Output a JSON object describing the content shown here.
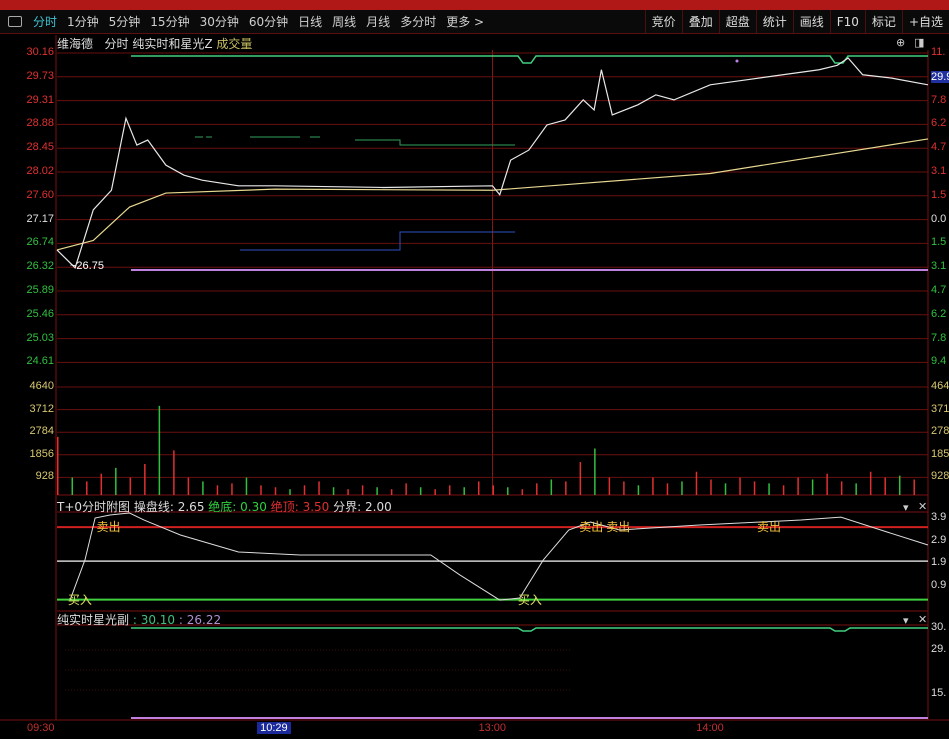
{
  "toolbar": {
    "periods": [
      "分时",
      "1分钟",
      "5分钟",
      "15分钟",
      "30分钟",
      "60分钟",
      "日线",
      "周线",
      "月线",
      "多分时",
      "更多 >"
    ],
    "active": "分时",
    "tools": [
      "竞价",
      "叠加",
      "超盘",
      "统计",
      "画线",
      "F10",
      "标记",
      "+自选"
    ]
  },
  "info": {
    "stock": "维海德",
    "mode": "分时",
    "indicator": "纯实时和星光Z",
    "volume_label": "成交量"
  },
  "colors": {
    "up": "#e03030",
    "down": "#30c040",
    "flat": "#e0e0e0",
    "price_line": "#e8e8e8",
    "avg_line": "#e8d890",
    "grid": "#6a1010",
    "accent_green": "#40d080",
    "purple": "#c080e0",
    "volume_axis": "#d8c870"
  },
  "price_axis": {
    "left_labels": [
      "30.16",
      "29.73",
      "29.31",
      "28.88",
      "28.45",
      "28.02",
      "27.60",
      "27.17",
      "26.74",
      "26.32",
      "25.89",
      "25.46",
      "25.03",
      "24.61"
    ],
    "prev_close": "27.17",
    "right_labels": [
      "11.",
      "29.9",
      "7.8",
      "6.2",
      "4.7",
      "3.1",
      "1.5",
      "0.0",
      "1.5",
      "3.1",
      "4.7",
      "6.2",
      "7.8",
      "9.4"
    ],
    "low_marker": "26.75"
  },
  "volume_axis": {
    "left_labels": [
      "4640",
      "3712",
      "2784",
      "1856",
      "928"
    ],
    "right_labels": [
      "464",
      "371",
      "278",
      "185",
      "928"
    ]
  },
  "chart_data": {
    "type": "line",
    "x_unit": "minutes since 09:30 (trading time)",
    "price": {
      "minutes": [
        0,
        5,
        10,
        15,
        19,
        22,
        25,
        30,
        35,
        40,
        50,
        60,
        90,
        120,
        122,
        125,
        130,
        135,
        140,
        145,
        148,
        150,
        153,
        160,
        165,
        170,
        180,
        190,
        200,
        210,
        215,
        218,
        222,
        230,
        240
      ],
      "values": [
        26.63,
        26.31,
        27.35,
        27.7,
        28.99,
        28.51,
        28.6,
        28.15,
        27.97,
        27.88,
        27.78,
        27.78,
        27.75,
        27.78,
        27.62,
        28.24,
        28.42,
        28.87,
        28.96,
        29.32,
        29.14,
        29.86,
        29.05,
        29.23,
        29.41,
        29.32,
        29.59,
        29.68,
        29.77,
        29.86,
        29.94,
        30.07,
        29.77,
        29.71,
        29.59
      ]
    },
    "average": {
      "minutes": [
        0,
        10,
        20,
        30,
        60,
        120,
        140,
        180,
        240
      ],
      "values": [
        26.63,
        26.8,
        27.4,
        27.65,
        27.72,
        27.7,
        27.8,
        28.0,
        28.62
      ]
    },
    "volume": [
      3000,
      900,
      700,
      1100,
      1400,
      900,
      1600,
      4600,
      2300,
      900,
      700,
      500,
      600,
      900,
      500,
      400,
      300,
      500,
      700,
      400,
      300,
      500,
      400,
      300,
      600,
      400,
      300,
      500,
      400,
      700,
      500,
      400,
      300,
      600,
      800,
      700,
      1700,
      2400,
      900,
      700,
      500,
      900,
      600,
      700,
      1200,
      800,
      600,
      900,
      700,
      600,
      500,
      900,
      800,
      1100,
      700,
      600,
      1200,
      900,
      1000,
      800
    ],
    "ylim": [
      24.61,
      30.16
    ]
  },
  "t0_panel": {
    "title": "T+0分时附图",
    "line_label": "操盘线:",
    "line_value": "2.65",
    "bottom_label": "绝底:",
    "bottom_value": "0.30",
    "top_label": "绝顶:",
    "top_value": "3.50",
    "split_label": "分界:",
    "split_value": "2.00",
    "right_labels": [
      "3.9",
      "2.9",
      "1.9",
      "0.9"
    ],
    "series": {
      "minutes": [
        3.6,
        7.7,
        10.5,
        14.6,
        20,
        24,
        34,
        50,
        67,
        103,
        111,
        122,
        127.5,
        134,
        141,
        147,
        155,
        177,
        205,
        216,
        227,
        240
      ],
      "values": [
        0.28,
        2.05,
        3.9,
        4.03,
        4.12,
        3.81,
        3.15,
        2.4,
        2.27,
        2.27,
        1.39,
        0.28,
        0.37,
        2.05,
        3.37,
        3.72,
        3.37,
        3.59,
        3.81,
        3.94,
        3.37,
        2.71
      ]
    },
    "signals": [
      {
        "label": "卖出",
        "minute": 12,
        "type": "sell"
      },
      {
        "label": "卖出",
        "minute": 145,
        "type": "sell"
      },
      {
        "label": "卖出",
        "minute": 148,
        "type": "sell"
      },
      {
        "label": "卖出",
        "minute": 194,
        "type": "sell"
      },
      {
        "label": "买入",
        "minute": 3,
        "type": "buy"
      },
      {
        "label": "买入",
        "minute": 127,
        "type": "buy"
      }
    ]
  },
  "star_panel": {
    "title": "纯实时星光副",
    "value1": ": 30.10",
    "value2": ": 26.22",
    "right_labels": [
      "30.",
      "29.",
      "",
      "15."
    ]
  },
  "time_axis": [
    "09:30",
    "10:29",
    "13:00",
    "14:00"
  ],
  "cursor_time": "10:29"
}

SET EXERCISE: Images must not appear in the copy; reproduce everything else in the records verbatim.

CORRECT OUTPUT:
Output a JSON object describing the content shown here.
{
  "toolbar": {
    "periods": [
      "分时",
      "1分钟",
      "5分钟",
      "15分钟",
      "30分钟",
      "60分钟",
      "日线",
      "周线",
      "月线",
      "多分时",
      "更多 >"
    ],
    "active": "分时",
    "tools": [
      "竞价",
      "叠加",
      "超盘",
      "统计",
      "画线",
      "F10",
      "标记",
      "+自选"
    ]
  },
  "info": {
    "stock": "维海德",
    "mode": "分时",
    "indicator": "纯实时和星光Z",
    "volume_label": "成交量"
  },
  "colors": {
    "up": "#e03030",
    "down": "#30c040",
    "flat": "#e0e0e0",
    "price_line": "#e8e8e8",
    "avg_line": "#e8d890",
    "grid": "#6a1010",
    "accent_green": "#40d080",
    "purple": "#c080e0",
    "volume_axis": "#d8c870"
  },
  "price_axis": {
    "left_labels": [
      "30.16",
      "29.73",
      "29.31",
      "28.88",
      "28.45",
      "28.02",
      "27.60",
      "27.17",
      "26.74",
      "26.32",
      "25.89",
      "25.46",
      "25.03",
      "24.61"
    ],
    "prev_close": "27.17",
    "right_labels": [
      "11.",
      "29.9",
      "7.8",
      "6.2",
      "4.7",
      "3.1",
      "1.5",
      "0.0",
      "1.5",
      "3.1",
      "4.7",
      "6.2",
      "7.8",
      "9.4"
    ],
    "low_marker": "26.75"
  },
  "volume_axis": {
    "left_labels": [
      "4640",
      "3712",
      "2784",
      "1856",
      "928"
    ],
    "right_labels": [
      "464",
      "371",
      "278",
      "185",
      "928"
    ]
  },
  "chart_data": {
    "type": "line",
    "x_unit": "minutes since 09:30 (trading time)",
    "price": {
      "minutes": [
        0,
        5,
        10,
        15,
        19,
        22,
        25,
        30,
        35,
        40,
        50,
        60,
        90,
        120,
        122,
        125,
        130,
        135,
        140,
        145,
        148,
        150,
        153,
        160,
        165,
        170,
        180,
        190,
        200,
        210,
        215,
        218,
        222,
        230,
        240
      ],
      "values": [
        26.63,
        26.31,
        27.35,
        27.7,
        28.99,
        28.51,
        28.6,
        28.15,
        27.97,
        27.88,
        27.78,
        27.78,
        27.75,
        27.78,
        27.62,
        28.24,
        28.42,
        28.87,
        28.96,
        29.32,
        29.14,
        29.86,
        29.05,
        29.23,
        29.41,
        29.32,
        29.59,
        29.68,
        29.77,
        29.86,
        29.94,
        30.07,
        29.77,
        29.71,
        29.59
      ]
    },
    "average": {
      "minutes": [
        0,
        10,
        20,
        30,
        60,
        120,
        140,
        180,
        240
      ],
      "values": [
        26.63,
        26.8,
        27.4,
        27.65,
        27.72,
        27.7,
        27.8,
        28.0,
        28.62
      ]
    },
    "volume": [
      3000,
      900,
      700,
      1100,
      1400,
      900,
      1600,
      4600,
      2300,
      900,
      700,
      500,
      600,
      900,
      500,
      400,
      300,
      500,
      700,
      400,
      300,
      500,
      400,
      300,
      600,
      400,
      300,
      500,
      400,
      700,
      500,
      400,
      300,
      600,
      800,
      700,
      1700,
      2400,
      900,
      700,
      500,
      900,
      600,
      700,
      1200,
      800,
      600,
      900,
      700,
      600,
      500,
      900,
      800,
      1100,
      700,
      600,
      1200,
      900,
      1000,
      800
    ],
    "ylim": [
      24.61,
      30.16
    ]
  },
  "t0_panel": {
    "title": "T+0分时附图",
    "line_label": "操盘线:",
    "line_value": "2.65",
    "bottom_label": "绝底:",
    "bottom_value": "0.30",
    "top_label": "绝顶:",
    "top_value": "3.50",
    "split_label": "分界:",
    "split_value": "2.00",
    "right_labels": [
      "3.9",
      "2.9",
      "1.9",
      "0.9"
    ],
    "series": {
      "minutes": [
        3.6,
        7.7,
        10.5,
        14.6,
        20,
        24,
        34,
        50,
        67,
        103,
        111,
        122,
        127.5,
        134,
        141,
        147,
        155,
        177,
        205,
        216,
        227,
        240
      ],
      "values": [
        0.28,
        2.05,
        3.9,
        4.03,
        4.12,
        3.81,
        3.15,
        2.4,
        2.27,
        2.27,
        1.39,
        0.28,
        0.37,
        2.05,
        3.37,
        3.72,
        3.37,
        3.59,
        3.81,
        3.94,
        3.37,
        2.71
      ]
    },
    "signals": [
      {
        "label": "卖出",
        "minute": 12,
        "type": "sell"
      },
      {
        "label": "卖出",
        "minute": 145,
        "type": "sell"
      },
      {
        "label": "卖出",
        "minute": 148,
        "type": "sell"
      },
      {
        "label": "卖出",
        "minute": 194,
        "type": "sell"
      },
      {
        "label": "买入",
        "minute": 3,
        "type": "buy"
      },
      {
        "label": "买入",
        "minute": 127,
        "type": "buy"
      }
    ]
  },
  "star_panel": {
    "title": "纯实时星光副",
    "value1": ": 30.10",
    "value2": ": 26.22",
    "right_labels": [
      "30.",
      "29.",
      "",
      "15."
    ]
  },
  "time_axis": [
    "09:30",
    "10:29",
    "13:00",
    "14:00"
  ],
  "cursor_time": "10:29"
}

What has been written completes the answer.